**Listing**:
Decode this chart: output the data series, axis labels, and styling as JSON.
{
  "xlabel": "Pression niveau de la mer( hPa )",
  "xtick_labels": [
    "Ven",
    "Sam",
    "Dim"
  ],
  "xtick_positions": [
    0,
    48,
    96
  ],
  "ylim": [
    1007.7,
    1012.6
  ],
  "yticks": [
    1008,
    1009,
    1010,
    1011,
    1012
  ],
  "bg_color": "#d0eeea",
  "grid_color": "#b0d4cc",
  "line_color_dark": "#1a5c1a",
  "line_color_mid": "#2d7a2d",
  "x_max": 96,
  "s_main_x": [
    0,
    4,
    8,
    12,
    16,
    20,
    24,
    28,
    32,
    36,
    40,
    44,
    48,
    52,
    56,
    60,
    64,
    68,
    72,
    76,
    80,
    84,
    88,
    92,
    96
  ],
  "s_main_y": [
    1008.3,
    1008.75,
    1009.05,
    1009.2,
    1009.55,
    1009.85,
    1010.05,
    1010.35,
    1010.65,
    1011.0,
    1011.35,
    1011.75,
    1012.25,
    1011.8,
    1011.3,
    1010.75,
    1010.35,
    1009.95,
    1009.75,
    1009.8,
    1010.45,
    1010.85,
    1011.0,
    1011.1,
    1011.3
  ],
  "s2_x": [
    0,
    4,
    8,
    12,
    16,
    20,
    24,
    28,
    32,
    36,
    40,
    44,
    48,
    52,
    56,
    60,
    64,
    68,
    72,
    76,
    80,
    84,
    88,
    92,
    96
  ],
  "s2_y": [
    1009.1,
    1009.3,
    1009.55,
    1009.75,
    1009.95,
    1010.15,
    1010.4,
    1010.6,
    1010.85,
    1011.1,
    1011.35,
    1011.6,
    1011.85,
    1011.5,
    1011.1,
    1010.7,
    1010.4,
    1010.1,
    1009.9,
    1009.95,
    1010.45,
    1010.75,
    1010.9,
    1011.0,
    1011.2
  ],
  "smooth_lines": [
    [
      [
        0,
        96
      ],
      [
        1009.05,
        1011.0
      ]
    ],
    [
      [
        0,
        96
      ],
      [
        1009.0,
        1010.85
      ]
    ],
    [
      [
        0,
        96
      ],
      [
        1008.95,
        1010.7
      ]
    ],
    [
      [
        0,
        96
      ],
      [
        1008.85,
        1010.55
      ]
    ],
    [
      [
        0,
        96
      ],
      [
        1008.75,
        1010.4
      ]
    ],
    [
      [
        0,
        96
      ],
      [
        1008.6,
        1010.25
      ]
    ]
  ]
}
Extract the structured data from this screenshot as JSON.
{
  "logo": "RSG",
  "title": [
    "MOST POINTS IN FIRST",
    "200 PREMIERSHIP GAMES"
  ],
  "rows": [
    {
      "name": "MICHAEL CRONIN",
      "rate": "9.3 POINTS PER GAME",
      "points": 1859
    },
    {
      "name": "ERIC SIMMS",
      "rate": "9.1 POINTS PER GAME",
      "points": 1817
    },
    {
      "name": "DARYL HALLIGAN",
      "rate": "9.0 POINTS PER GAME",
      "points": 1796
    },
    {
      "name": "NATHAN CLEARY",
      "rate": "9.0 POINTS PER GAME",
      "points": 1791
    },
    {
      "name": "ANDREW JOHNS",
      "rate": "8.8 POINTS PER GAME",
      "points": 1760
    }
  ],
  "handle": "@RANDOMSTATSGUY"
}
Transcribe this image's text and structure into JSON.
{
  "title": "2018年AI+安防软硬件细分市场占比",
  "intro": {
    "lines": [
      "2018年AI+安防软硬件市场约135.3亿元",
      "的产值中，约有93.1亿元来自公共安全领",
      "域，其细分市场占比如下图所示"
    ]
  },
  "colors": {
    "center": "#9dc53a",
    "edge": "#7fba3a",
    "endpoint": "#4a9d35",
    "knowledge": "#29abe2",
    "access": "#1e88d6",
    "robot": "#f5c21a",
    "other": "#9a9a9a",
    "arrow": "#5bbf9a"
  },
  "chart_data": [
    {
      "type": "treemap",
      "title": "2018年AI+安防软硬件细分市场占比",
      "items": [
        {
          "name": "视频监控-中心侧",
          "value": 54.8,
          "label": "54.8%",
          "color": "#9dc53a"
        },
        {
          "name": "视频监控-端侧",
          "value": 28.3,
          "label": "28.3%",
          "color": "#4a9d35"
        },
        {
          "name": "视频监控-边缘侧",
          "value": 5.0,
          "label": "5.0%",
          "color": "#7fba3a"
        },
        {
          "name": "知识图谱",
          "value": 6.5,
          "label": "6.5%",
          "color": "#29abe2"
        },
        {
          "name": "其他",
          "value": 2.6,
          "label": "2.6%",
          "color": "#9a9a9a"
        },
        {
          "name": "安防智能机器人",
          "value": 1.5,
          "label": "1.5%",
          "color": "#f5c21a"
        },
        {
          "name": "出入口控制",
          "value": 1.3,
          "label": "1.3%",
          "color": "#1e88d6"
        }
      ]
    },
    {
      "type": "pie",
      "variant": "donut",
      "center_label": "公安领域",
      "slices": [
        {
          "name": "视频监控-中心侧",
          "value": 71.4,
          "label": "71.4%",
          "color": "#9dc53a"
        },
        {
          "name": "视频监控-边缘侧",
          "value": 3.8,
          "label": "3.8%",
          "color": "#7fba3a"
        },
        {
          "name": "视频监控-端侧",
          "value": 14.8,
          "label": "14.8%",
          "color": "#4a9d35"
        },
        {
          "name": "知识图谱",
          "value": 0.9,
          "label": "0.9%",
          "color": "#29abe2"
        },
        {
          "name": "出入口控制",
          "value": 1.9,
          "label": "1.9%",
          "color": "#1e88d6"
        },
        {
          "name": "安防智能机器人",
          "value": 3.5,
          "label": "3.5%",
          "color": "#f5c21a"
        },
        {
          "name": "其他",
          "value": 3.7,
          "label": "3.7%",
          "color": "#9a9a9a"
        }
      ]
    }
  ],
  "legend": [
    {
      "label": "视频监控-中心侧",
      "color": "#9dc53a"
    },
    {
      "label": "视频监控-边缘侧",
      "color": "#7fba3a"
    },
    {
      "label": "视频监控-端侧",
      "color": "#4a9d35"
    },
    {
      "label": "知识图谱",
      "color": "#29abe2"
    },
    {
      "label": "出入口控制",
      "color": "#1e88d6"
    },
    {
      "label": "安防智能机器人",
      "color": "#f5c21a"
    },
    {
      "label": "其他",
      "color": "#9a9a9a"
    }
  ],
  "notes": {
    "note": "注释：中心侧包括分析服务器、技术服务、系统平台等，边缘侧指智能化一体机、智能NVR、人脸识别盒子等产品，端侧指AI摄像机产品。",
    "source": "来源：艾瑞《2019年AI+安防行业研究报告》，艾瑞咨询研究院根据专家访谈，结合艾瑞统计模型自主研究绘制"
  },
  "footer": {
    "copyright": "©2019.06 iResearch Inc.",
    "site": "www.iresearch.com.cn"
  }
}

**Exercise brief**: Repeat the records above in full, character for character.

**Expected answer**:
Decode this chart: output the data series, axis labels, and styling as JSON.
{
  "xlabel": "Pression niveau de la mer( hPa )",
  "xtick_labels": [
    "Ven",
    "Sam",
    "Dim"
  ],
  "xtick_positions": [
    0,
    48,
    96
  ],
  "ylim": [
    1007.7,
    1012.6
  ],
  "yticks": [
    1008,
    1009,
    1010,
    1011,
    1012
  ],
  "bg_color": "#d0eeea",
  "grid_color": "#b0d4cc",
  "line_color_dark": "#1a5c1a",
  "line_color_mid": "#2d7a2d",
  "x_max": 96,
  "s_main_x": [
    0,
    4,
    8,
    12,
    16,
    20,
    24,
    28,
    32,
    36,
    40,
    44,
    48,
    52,
    56,
    60,
    64,
    68,
    72,
    76,
    80,
    84,
    88,
    92,
    96
  ],
  "s_main_y": [
    1008.3,
    1008.75,
    1009.05,
    1009.2,
    1009.55,
    1009.85,
    1010.05,
    1010.35,
    1010.65,
    1011.0,
    1011.35,
    1011.75,
    1012.25,
    1011.8,
    1011.3,
    1010.75,
    1010.35,
    1009.95,
    1009.75,
    1009.8,
    1010.45,
    1010.85,
    1011.0,
    1011.1,
    1011.3
  ],
  "s2_x": [
    0,
    4,
    8,
    12,
    16,
    20,
    24,
    28,
    32,
    36,
    40,
    44,
    48,
    52,
    56,
    60,
    64,
    68,
    72,
    76,
    80,
    84,
    88,
    92,
    96
  ],
  "s2_y": [
    1009.1,
    1009.3,
    1009.55,
    1009.75,
    1009.95,
    1010.15,
    1010.4,
    1010.6,
    1010.85,
    1011.1,
    1011.35,
    1011.6,
    1011.85,
    1011.5,
    1011.1,
    1010.7,
    1010.4,
    1010.1,
    1009.9,
    1009.95,
    1010.45,
    1010.75,
    1010.9,
    1011.0,
    1011.2
  ],
  "smooth_lines": [
    [
      [
        0,
        96
      ],
      [
        1009.05,
        1011.0
      ]
    ],
    [
      [
        0,
        96
      ],
      [
        1009.0,
        1010.85
      ]
    ],
    [
      [
        0,
        96
      ],
      [
        1008.95,
        1010.7
      ]
    ],
    [
      [
        0,
        96
      ],
      [
        1008.85,
        1010.55
      ]
    ],
    [
      [
        0,
        96
      ],
      [
        1008.75,
        1010.4
      ]
    ],
    [
      [
        0,
        96
      ],
      [
        1008.6,
        1010.25
      ]
    ]
  ]
}
Extract the structured data from this screenshot as JSON.
{
  "logo": "RSG",
  "title": [
    "MOST POINTS IN FIRST",
    "200 PREMIERSHIP GAMES"
  ],
  "rows": [
    {
      "name": "MICHAEL CRONIN",
      "rate": "9.3 POINTS PER GAME",
      "points": 1859
    },
    {
      "name": "ERIC SIMMS",
      "rate": "9.1 POINTS PER GAME",
      "points": 1817
    },
    {
      "name": "DARYL HALLIGAN",
      "rate": "9.0 POINTS PER GAME",
      "points": 1796
    },
    {
      "name": "NATHAN CLEARY",
      "rate": "9.0 POINTS PER GAME",
      "points": 1791
    },
    {
      "name": "ANDREW JOHNS",
      "rate": "8.8 POINTS PER GAME",
      "points": 1760
    }
  ],
  "handle": "@RANDOMSTATSGUY"
}
Transcribe this image's text and structure into JSON.
{
  "title": "2018年AI+安防软硬件细分市场占比",
  "intro": {
    "lines": [
      "2018年AI+安防软硬件市场约135.3亿元",
      "的产值中，约有93.1亿元来自公共安全领",
      "域，其细分市场占比如下图所示"
    ]
  },
  "colors": {
    "center": "#9dc53a",
    "edge": "#7fba3a",
    "endpoint": "#4a9d35",
    "knowledge": "#29abe2",
    "access": "#1e88d6",
    "robot": "#f5c21a",
    "other": "#9a9a9a",
    "arrow": "#5bbf9a"
  },
  "chart_data": [
    {
      "type": "treemap",
      "title": "2018年AI+安防软硬件细分市场占比",
      "items": [
        {
          "name": "视频监控-中心侧",
          "value": 54.8,
          "label": "54.8%",
          "color": "#9dc53a"
        },
        {
          "name": "视频监控-端侧",
          "value": 28.3,
          "label": "28.3%",
          "color": "#4a9d35"
        },
        {
          "name": "视频监控-边缘侧",
          "value": 5.0,
          "label": "5.0%",
          "color": "#7fba3a"
        },
        {
          "name": "知识图谱",
          "value": 6.5,
          "label": "6.5%",
          "color": "#29abe2"
        },
        {
          "name": "其他",
          "value": 2.6,
          "label": "2.6%",
          "color": "#9a9a9a"
        },
        {
          "name": "安防智能机器人",
          "value": 1.5,
          "label": "1.5%",
          "color": "#f5c21a"
        },
        {
          "name": "出入口控制",
          "value": 1.3,
          "label": "1.3%",
          "color": "#1e88d6"
        }
      ]
    },
    {
      "type": "pie",
      "variant": "donut",
      "center_label": "公安领域",
      "slices": [
        {
          "name": "视频监控-中心侧",
          "value": 71.4,
          "label": "71.4%",
          "color": "#9dc53a"
        },
        {
          "name": "视频监控-边缘侧",
          "value": 3.8,
          "label": "3.8%",
          "color": "#7fba3a"
        },
        {
          "name": "视频监控-端侧",
          "value": 14.8,
          "label": "14.8%",
          "color": "#4a9d35"
        },
        {
          "name": "知识图谱",
          "value": 0.9,
          "label": "0.9%",
          "color": "#29abe2"
        },
        {
          "name": "出入口控制",
          "value": 1.9,
          "label": "1.9%",
          "color": "#1e88d6"
        },
        {
          "name": "安防智能机器人",
          "value": 3.5,
          "label": "3.5%",
          "color": "#f5c21a"
        },
        {
          "name": "其他",
          "value": 3.7,
          "label": "3.7%",
          "color": "#9a9a9a"
        }
      ]
    }
  ],
  "legend": [
    {
      "label": "视频监控-中心侧",
      "color": "#9dc53a"
    },
    {
      "label": "视频监控-边缘侧",
      "color": "#7fba3a"
    },
    {
      "label": "视频监控-端侧",
      "color": "#4a9d35"
    },
    {
      "label": "知识图谱",
      "color": "#29abe2"
    },
    {
      "label": "出入口控制",
      "color": "#1e88d6"
    },
    {
      "label": "安防智能机器人",
      "color": "#f5c21a"
    },
    {
      "label": "其他",
      "color": "#9a9a9a"
    }
  ],
  "notes": {
    "note": "注释：中心侧包括分析服务器、技术服务、系统平台等，边缘侧指智能化一体机、智能NVR、人脸识别盒子等产品，端侧指AI摄像机产品。",
    "source": "来源：艾瑞《2019年AI+安防行业研究报告》，艾瑞咨询研究院根据专家访谈，结合艾瑞统计模型自主研究绘制"
  },
  "footer": {
    "copyright": "©2019.06 iResearch Inc.",
    "site": "www.iresearch.com.cn"
  }
}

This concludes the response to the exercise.